Written exercise 1: Write out the passage of the Prince article that begins at the words "Here is a survey" and stops after "well worth discovering.".
Written exercise 2: Pick up the article on Prince's lesser-known tracks from where it stops.

Text section:
····················
His Royal Badness turns 55 on Friday, June 7. In celebration, we take a look back at his career and examine some of his lesser-known gems. Everybody knows his long list of classics: “When Doves Cry,” “Little Red Corvette,” “Kiss,” “Purple Rain” to name just a very few, as well as his 2nd tier of hits like “Thieves in the Temple,” “Musicology,” “Alphabet Street”, “Controversy”, etc. His back catalog, stretching from his debut album “For You”, released when he was still a teenager in 1978 (and even then he was playing all the instruments), through is most recent single “FixurLifeup” is massive – and that only includes the officially released albums. Dozens and dozens of bootleg studio recordings of various sound qualities circulate among fans, and there are tales of his legendary Vault where hundreds or possibly thousands of unreleased songs are sitting collecting dust and capturing the imagination and yearning of Prince’s die-hard fans.
His legacy is unmatched, and he’s still going forward, recording, touring, and – as always – following the beat of the berserk little purple drummer in his head. But that’s what makes him Prince. Ordinary is not anywhere in it. We’ve got plenty of ordinary, but there is only one Prince.
Here is a survey of 10 of his lesser-known tracks, spanning much of his career. I’ve avoided singles and his bigger-name albums, as those could hardly be called hidden gems. But if you only know the hits, you are missing the larger part of the Prince story. He’s got a deep catalog of incredible work, and here are some of his best gems well worth discovering.
b-side to “Let’s Pretend We’re Married” single, 1983
This funky piece was recorded around the time of the “1999” album and was used as the b-side of that album’s 4th single, the racy “Let’s Pretend We’re Married.” “Irresistible Bitch” proved so popular that it actually was given credit on the Billboard Charts as a Double-A side (peaking at #43 on the pop charts). It’s got a funky drum beat and a half-spoken vocal about how completely in thrall Prince is to this girl, despite objections from friends, because they don’t “know what you do to me when we’re alone”. One can only imagine. Too funky. One of Prince’s many classic b-sides.
····················
Records:
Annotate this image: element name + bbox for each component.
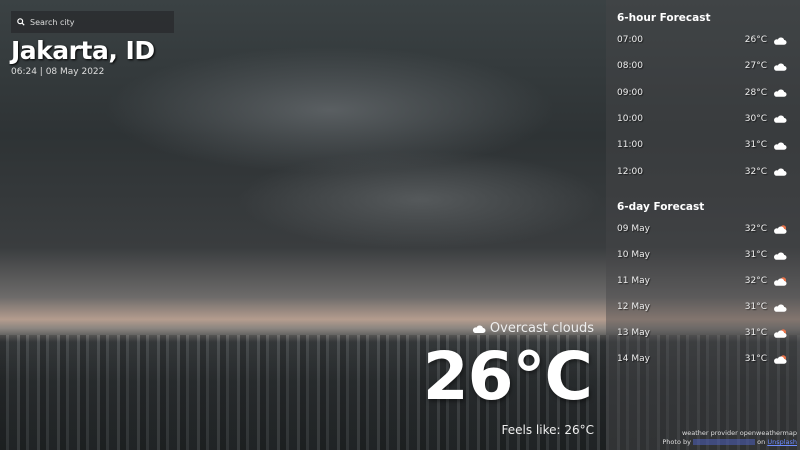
- sun-cloud-icon: [774, 354, 787, 364]
- feels-like: Feels like: 26°C: [501, 423, 595, 437]
- current-description: Overcast clouds: [472, 321, 594, 336]
- current-description-text: Overcast clouds: [489, 321, 594, 336]
- cloud-icon: [774, 115, 787, 124]
- forecast-temp: 27°C: [744, 61, 767, 72]
- forecast-temp: 28°C: [744, 87, 767, 98]
- weather-provider-credit: weather provider openweathermap: [681, 429, 797, 437]
- hourly-forecast-row: 10:00 30°C: [617, 112, 787, 126]
- forecast-label: 09 May: [617, 224, 650, 234]
- hourly-forecast-row: 11:00 31°C: [617, 138, 787, 152]
- forecast-label: 12:00: [617, 166, 643, 177]
- forecast-temp: 26°C: [744, 35, 767, 45]
- cloud-icon: [472, 325, 486, 333]
- search-placeholder: Search city: [30, 17, 75, 27]
- city-name: Jakarta, ID: [11, 36, 155, 65]
- daily-forecast-title: 6-day Forecast: [617, 201, 705, 213]
- forecast-temp: 32°C: [744, 224, 767, 234]
- forecast-temp: 31°C: [744, 140, 767, 151]
- forecast-temp: 30°C: [744, 113, 767, 124]
- hourly-forecast-title: 6-hour Forecast: [617, 12, 711, 24]
- search-icon: [17, 18, 25, 26]
- photo-credit-prefix: Photo by: [662, 438, 691, 446]
- cloud-icon: [774, 142, 787, 150]
- search-input[interactable]: Search city: [11, 11, 174, 33]
- daily-forecast-row: 11 May 32°C: [617, 274, 787, 288]
- forecast-label: 11 May: [617, 276, 650, 286]
- forecast-label: 07:00: [617, 35, 643, 45]
- forecast-label: 12 May: [617, 302, 650, 312]
- photographer-link[interactable]: [693, 439, 756, 445]
- cloud-icon: [774, 63, 787, 71]
- photo-credit: Photo by on Unsplash: [662, 438, 797, 446]
- forecast-label: 10 May: [617, 250, 650, 260]
- cloud-icon: [774, 36, 787, 45]
- hourly-forecast-row: 07:00 26°C: [617, 33, 787, 47]
- forecast-temp: 31°C: [744, 250, 767, 260]
- sun-cloud-icon: [774, 328, 787, 338]
- daily-forecast-row: 10 May 31°C: [617, 248, 787, 262]
- sun-cloud-icon: [774, 224, 787, 234]
- forecast-label: 10:00: [617, 113, 643, 124]
- cloud-icon: [774, 89, 787, 97]
- unsplash-link[interactable]: Unsplash: [767, 438, 797, 446]
- forecast-label: 14 May: [617, 354, 650, 364]
- forecast-temp: 32°C: [744, 276, 767, 286]
- daily-forecast-row: 12 May 31°C: [617, 300, 787, 314]
- photo-credit-on: on: [757, 438, 766, 446]
- forecast-label: 13 May: [617, 328, 650, 338]
- hourly-forecast-row: 12:00 32°C: [617, 165, 787, 179]
- forecast-label: 08:00: [617, 61, 643, 72]
- forecast-temp: 31°C: [744, 302, 767, 312]
- cloud-icon: [774, 168, 787, 176]
- daily-forecast-row: 09 May 32°C: [617, 222, 787, 236]
- hourly-forecast-row: 08:00 27°C: [617, 59, 787, 73]
- hourly-forecast-row: 09:00 28°C: [617, 86, 787, 100]
- cloud-icon: [774, 303, 787, 312]
- current-temperature: 26°C: [422, 338, 593, 415]
- date-time: 06:24 | 08 May 2022: [11, 67, 105, 77]
- forecast-label: 09:00: [617, 87, 643, 98]
- forecast-temp: 32°C: [744, 166, 767, 177]
- daily-forecast-row: 13 May 31°C: [617, 326, 787, 340]
- forecast-temp: 31°C: [744, 328, 767, 338]
- cloud-icon: [774, 251, 787, 260]
- forecast-label: 11:00: [617, 140, 643, 151]
- sun-cloud-icon: [774, 276, 787, 286]
- daily-forecast-row: 14 May 31°C: [617, 352, 787, 366]
- forecast-temp: 31°C: [744, 354, 767, 364]
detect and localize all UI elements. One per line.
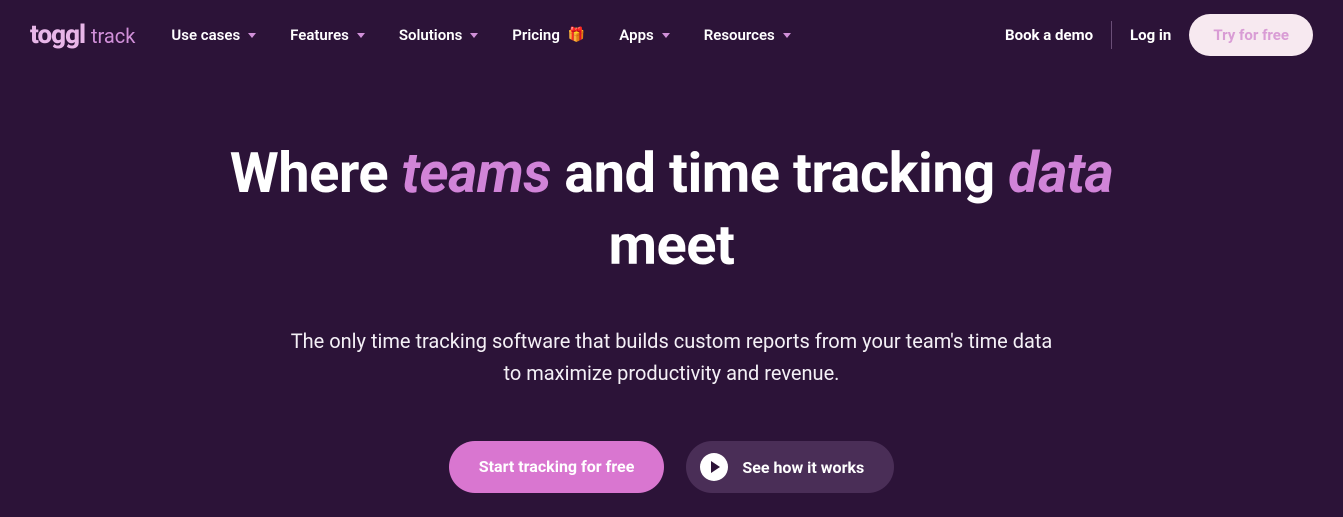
site-header: toggl track Use cases Features Solutions… xyxy=(0,0,1343,70)
nav-use-cases[interactable]: Use cases xyxy=(171,26,256,44)
gift-icon: 🎁 xyxy=(568,27,585,43)
nav-pricing[interactable]: Pricing 🎁 xyxy=(512,26,585,44)
try-for-free-button[interactable]: Try for free xyxy=(1189,14,1313,56)
logo[interactable]: toggl track xyxy=(30,20,135,50)
logo-product: track xyxy=(91,24,135,48)
secondary-cta-label: See how it works xyxy=(742,458,864,477)
nav-features[interactable]: Features xyxy=(290,26,365,44)
play-triangle xyxy=(711,461,720,473)
hero-title-part: and time tracking xyxy=(551,140,1008,206)
hero-title-part: meet xyxy=(609,212,735,278)
hero-subtitle: The only time tracking software that bui… xyxy=(282,325,1062,389)
nav-label: Apps xyxy=(619,26,653,44)
chevron-down-icon xyxy=(470,33,478,38)
hero-title-part: Where xyxy=(230,140,402,206)
chevron-down-icon xyxy=(662,33,670,38)
nav-label: Resources xyxy=(704,26,775,44)
book-demo-link[interactable]: Book a demo xyxy=(1005,26,1093,44)
nav-label: Features xyxy=(290,26,349,44)
see-how-it-works-button[interactable]: See how it works xyxy=(686,441,894,493)
nav-resources[interactable]: Resources xyxy=(704,26,791,44)
chevron-down-icon xyxy=(783,33,791,38)
header-actions: Book a demo Log in Try for free xyxy=(1005,14,1313,56)
main-nav: Use cases Features Solutions Pricing 🎁 A… xyxy=(171,26,977,44)
logo-brand: toggl xyxy=(30,20,85,50)
hero-title-emphasis: teams xyxy=(402,140,551,206)
nav-label: Solutions xyxy=(399,26,462,44)
chevron-down-icon xyxy=(248,33,256,38)
divider xyxy=(1111,21,1112,49)
hero-title: Where teams and time tracking data meet xyxy=(172,138,1172,281)
nav-apps[interactable]: Apps xyxy=(619,26,669,44)
nav-label: Pricing xyxy=(512,26,560,44)
nav-solutions[interactable]: Solutions xyxy=(399,26,478,44)
nav-label: Use cases xyxy=(171,26,240,44)
play-icon xyxy=(700,453,728,481)
login-link[interactable]: Log in xyxy=(1130,26,1171,44)
hero-section: Where teams and time tracking data meet … xyxy=(172,70,1172,493)
cta-row: Start tracking for free See how it works xyxy=(172,441,1172,493)
start-tracking-button[interactable]: Start tracking for free xyxy=(449,441,665,493)
chevron-down-icon xyxy=(357,33,365,38)
hero-title-emphasis: data xyxy=(1008,140,1113,206)
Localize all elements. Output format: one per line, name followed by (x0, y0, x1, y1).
····················
Exercise response 1:
Here is a survey of 10 of his lesser-known tracks, spanning much of his career. I’ve avoided singles and his bigger-name albums, as those could hardly be called hidden gems. But if you only know the hits, you are missing the larger part of the Prince story. He’s got a deep catalog of incredible work, and here are some of his best gems well worth discovering.

Exercise response 2:
b-side to “If I Was Your Girlfriend” single, 1987
Prince was at his most experimental and prolific around 1986/1987. Several projects were percolating. A possible new album with The Revolution called “The Dream Factory”. An album of tracks recorded with his vocals sped and distorted, like on this killer b-side “Shockadelica”, that was to be released under the name of his alter-ego at the time, Camille. Then all this morphed into a proposed 3-LP set to be called “Crystal Ball”, which, by the time of release, was whittled down to 2 discs and called “Sign o’ The Times”. It went on to become perhaps his most critically acclaimed album and spawned several major hits, but fans couldn’t help wonder what might have been – while yearning for all that unreleased material from perhaps his most fertile era. Some of the extra songs showed up as b-sides and one of them was “Shockadelica”. Funky, humorous, wicked – an essential bit of Prince goodness. See if you can track down the extended version that was featured on the “If I Was Your Girlfriend” maxi-single.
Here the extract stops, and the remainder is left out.